■ **REQUIRED TASK**
Read the data and repeat all of it exactly.
[Start EXERCISE MATERIAL]
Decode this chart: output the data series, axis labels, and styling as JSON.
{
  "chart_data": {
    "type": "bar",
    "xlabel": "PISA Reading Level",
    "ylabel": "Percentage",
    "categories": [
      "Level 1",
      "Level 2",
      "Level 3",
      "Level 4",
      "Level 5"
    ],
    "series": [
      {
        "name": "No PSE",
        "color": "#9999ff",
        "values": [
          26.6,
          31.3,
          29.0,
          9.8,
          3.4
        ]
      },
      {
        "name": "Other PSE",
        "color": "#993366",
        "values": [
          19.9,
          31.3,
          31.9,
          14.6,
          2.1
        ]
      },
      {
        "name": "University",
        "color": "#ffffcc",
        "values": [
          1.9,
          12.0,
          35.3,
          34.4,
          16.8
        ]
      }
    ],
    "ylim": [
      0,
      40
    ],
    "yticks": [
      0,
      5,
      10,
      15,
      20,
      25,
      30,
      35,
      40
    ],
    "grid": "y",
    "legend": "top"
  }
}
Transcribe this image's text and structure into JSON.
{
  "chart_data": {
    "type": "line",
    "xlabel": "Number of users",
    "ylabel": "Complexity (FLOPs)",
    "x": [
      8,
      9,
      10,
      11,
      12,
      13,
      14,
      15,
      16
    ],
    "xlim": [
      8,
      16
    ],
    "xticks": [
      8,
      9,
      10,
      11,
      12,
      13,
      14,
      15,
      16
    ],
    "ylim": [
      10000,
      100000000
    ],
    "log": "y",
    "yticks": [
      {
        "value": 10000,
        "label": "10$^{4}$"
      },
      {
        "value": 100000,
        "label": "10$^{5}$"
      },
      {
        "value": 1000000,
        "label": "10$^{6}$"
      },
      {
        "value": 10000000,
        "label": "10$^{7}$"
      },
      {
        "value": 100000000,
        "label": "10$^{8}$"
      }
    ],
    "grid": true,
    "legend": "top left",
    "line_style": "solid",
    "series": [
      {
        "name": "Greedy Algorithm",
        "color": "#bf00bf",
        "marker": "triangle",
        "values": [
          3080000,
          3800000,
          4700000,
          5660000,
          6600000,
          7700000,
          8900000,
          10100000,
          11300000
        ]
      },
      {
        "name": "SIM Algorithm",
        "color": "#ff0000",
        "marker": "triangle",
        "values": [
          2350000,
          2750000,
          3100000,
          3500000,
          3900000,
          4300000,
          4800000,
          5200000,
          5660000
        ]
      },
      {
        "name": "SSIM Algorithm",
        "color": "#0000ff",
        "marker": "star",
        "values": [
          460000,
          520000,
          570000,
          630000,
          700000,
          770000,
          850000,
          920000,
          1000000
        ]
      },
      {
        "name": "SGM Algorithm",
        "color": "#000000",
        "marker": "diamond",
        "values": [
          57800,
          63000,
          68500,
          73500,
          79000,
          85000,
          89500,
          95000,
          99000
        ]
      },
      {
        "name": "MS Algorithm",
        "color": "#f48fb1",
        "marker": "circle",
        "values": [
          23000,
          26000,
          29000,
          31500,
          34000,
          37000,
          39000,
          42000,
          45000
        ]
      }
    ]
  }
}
[End EXERCISE MATERIAL]
■ **ANSWER TO THE EXERCISE**
Decode this chart: output the data series, axis labels, and styling as JSON.
{
  "chart_data": {
    "type": "bar",
    "xlabel": "PISA Reading Level",
    "ylabel": "Percentage",
    "categories": [
      "Level 1",
      "Level 2",
      "Level 3",
      "Level 4",
      "Level 5"
    ],
    "series": [
      {
        "name": "No PSE",
        "color": "#9999ff",
        "values": [
          26.6,
          31.3,
          29.0,
          9.8,
          3.4
        ]
      },
      {
        "name": "Other PSE",
        "color": "#993366",
        "values": [
          19.9,
          31.3,
          31.9,
          14.6,
          2.1
        ]
      },
      {
        "name": "University",
        "color": "#ffffcc",
        "values": [
          1.9,
          12.0,
          35.3,
          34.4,
          16.8
        ]
      }
    ],
    "ylim": [
      0,
      40
    ],
    "yticks": [
      0,
      5,
      10,
      15,
      20,
      25,
      30,
      35,
      40
    ],
    "grid": "y",
    "legend": "top"
  }
}
Transcribe this image's text and structure into JSON.
{
  "chart_data": {
    "type": "line",
    "xlabel": "Number of users",
    "ylabel": "Complexity (FLOPs)",
    "x": [
      8,
      9,
      10,
      11,
      12,
      13,
      14,
      15,
      16
    ],
    "xlim": [
      8,
      16
    ],
    "xticks": [
      8,
      9,
      10,
      11,
      12,
      13,
      14,
      15,
      16
    ],
    "ylim": [
      10000,
      100000000
    ],
    "log": "y",
    "yticks": [
      {
        "value": 10000,
        "label": "10$^{4}$"
      },
      {
        "value": 100000,
        "label": "10$^{5}$"
      },
      {
        "value": 1000000,
        "label": "10$^{6}$"
      },
      {
        "value": 10000000,
        "label": "10$^{7}$"
      },
      {
        "value": 100000000,
        "label": "10$^{8}$"
      }
    ],
    "grid": true,
    "legend": "top left",
    "line_style": "solid",
    "series": [
      {
        "name": "Greedy Algorithm",
        "color": "#bf00bf",
        "marker": "triangle",
        "values": [
          3080000,
          3800000,
          4700000,
          5660000,
          6600000,
          7700000,
          8900000,
          10100000,
          11300000
        ]
      },
      {
        "name": "SIM Algorithm",
        "color": "#ff0000",
        "marker": "triangle",
        "values": [
          2350000,
          2750000,
          3100000,
          3500000,
          3900000,
          4300000,
          4800000,
          5200000,
          5660000
        ]
      },
      {
        "name": "SSIM Algorithm",
        "color": "#0000ff",
        "marker": "star",
        "values": [
          460000,
          520000,
          570000,
          630000,
          700000,
          770000,
          850000,
          920000,
          1000000
        ]
      },
      {
        "name": "SGM Algorithm",
        "color": "#000000",
        "marker": "diamond",
        "values": [
          57800,
          63000,
          68500,
          73500,
          79000,
          85000,
          89500,
          95000,
          99000
        ]
      },
      {
        "name": "MS Algorithm",
        "color": "#f48fb1",
        "marker": "circle",
        "values": [
          23000,
          26000,
          29000,
          31500,
          34000,
          37000,
          39000,
          42000,
          45000
        ]
      }
    ]
  }
}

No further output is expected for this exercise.